Material for this task:
%%

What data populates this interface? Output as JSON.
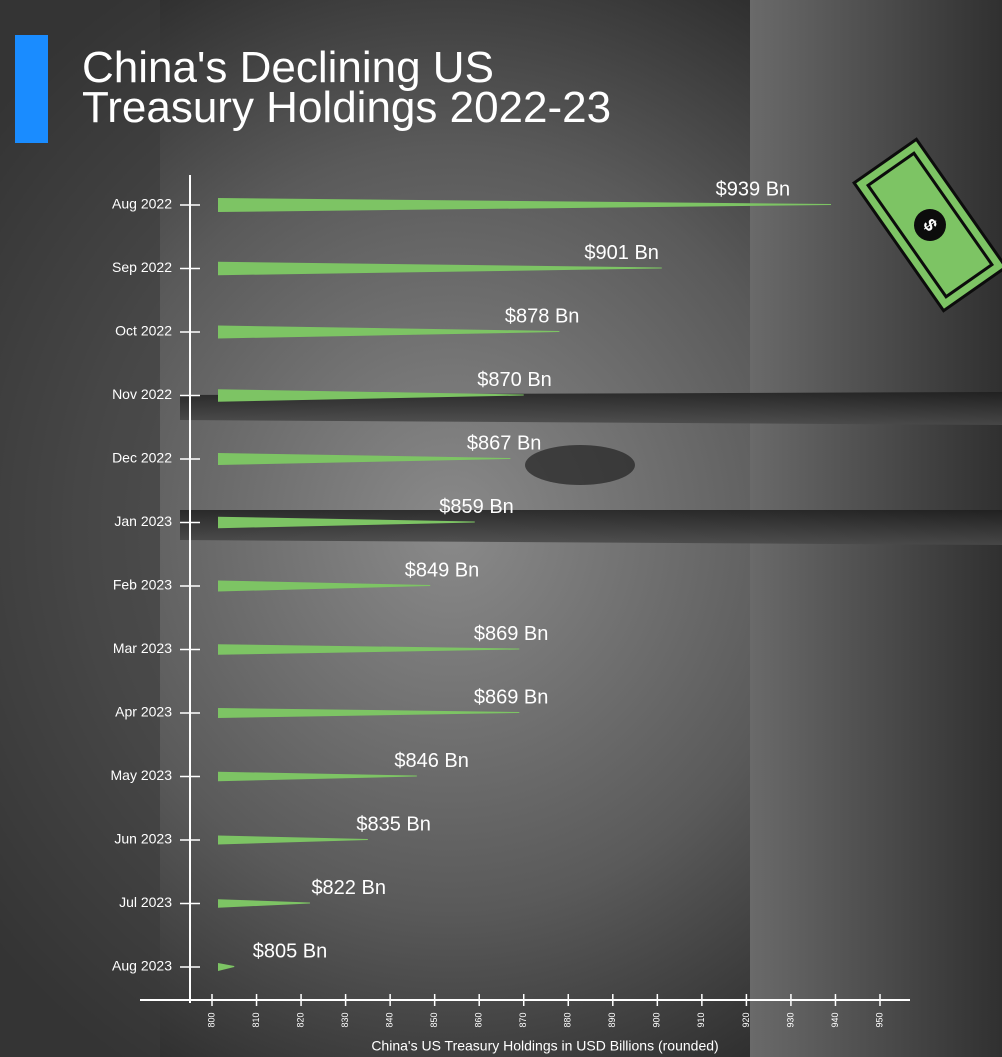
{
  "chart_data": {
    "type": "bar",
    "orientation": "horizontal",
    "title": "China's Declining US Treasury Holdings 2022-23",
    "x_label": "China's US Treasury Holdings in USD Billions (rounded)",
    "categories": [
      "Aug 2022",
      "Sep 2022",
      "Oct 2022",
      "Nov 2022",
      "Dec 2022",
      "Jan 2023",
      "Feb 2023",
      "Mar 2023",
      "Apr 2023",
      "May 2023",
      "Jun 2023",
      "Jul 2023",
      "Aug 2023"
    ],
    "values": [
      939,
      901,
      878,
      870,
      867,
      859,
      849,
      869,
      869,
      846,
      835,
      822,
      805
    ],
    "value_labels": [
      "$939 Bn",
      "$901 Bn",
      "$878 Bn",
      "$870 Bn",
      "$867 Bn",
      "$859 Bn",
      "$849 Bn",
      "$869 Bn",
      "$869 Bn",
      "$846 Bn",
      "$835 Bn",
      "$822 Bn",
      "$805 Bn"
    ],
    "color": "#7dc464",
    "xlim": [
      800,
      950
    ],
    "xticks": [
      800,
      810,
      820,
      830,
      840,
      850,
      860,
      870,
      880,
      890,
      900,
      910,
      920,
      930,
      940,
      950
    ]
  }
}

%%

Exercise: Restate the data above exactly, stripping out each image.

Answer:
What data populates this interface? Output as JSON.
{
  "chart_data": {
    "type": "bar",
    "orientation": "horizontal",
    "title": "China's Declining US Treasury Holdings 2022-23",
    "x_label": "China's US Treasury Holdings in USD Billions (rounded)",
    "categories": [
      "Aug 2022",
      "Sep 2022",
      "Oct 2022",
      "Nov 2022",
      "Dec 2022",
      "Jan 2023",
      "Feb 2023",
      "Mar 2023",
      "Apr 2023",
      "May 2023",
      "Jun 2023",
      "Jul 2023",
      "Aug 2023"
    ],
    "values": [
      939,
      901,
      878,
      870,
      867,
      859,
      849,
      869,
      869,
      846,
      835,
      822,
      805
    ],
    "value_labels": [
      "$939 Bn",
      "$901 Bn",
      "$878 Bn",
      "$870 Bn",
      "$867 Bn",
      "$859 Bn",
      "$849 Bn",
      "$869 Bn",
      "$869 Bn",
      "$846 Bn",
      "$835 Bn",
      "$822 Bn",
      "$805 Bn"
    ],
    "color": "#7dc464",
    "xlim": [
      800,
      950
    ],
    "xticks": [
      800,
      810,
      820,
      830,
      840,
      850,
      860,
      870,
      880,
      890,
      900,
      910,
      920,
      930,
      940,
      950
    ]
  }
}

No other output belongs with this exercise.